**Task description:** Seek out every line containing the word "label", and copy each.

======== Extracted records

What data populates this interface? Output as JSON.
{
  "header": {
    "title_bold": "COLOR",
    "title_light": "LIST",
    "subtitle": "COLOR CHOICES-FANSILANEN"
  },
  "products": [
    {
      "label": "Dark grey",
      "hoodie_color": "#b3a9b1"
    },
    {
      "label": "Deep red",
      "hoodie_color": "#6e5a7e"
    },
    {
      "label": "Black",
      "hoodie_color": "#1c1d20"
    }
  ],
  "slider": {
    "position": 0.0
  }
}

================

**Expected answer:**
      "label": "Dark grey",
      "label": "Deep red",
      "label": "Black",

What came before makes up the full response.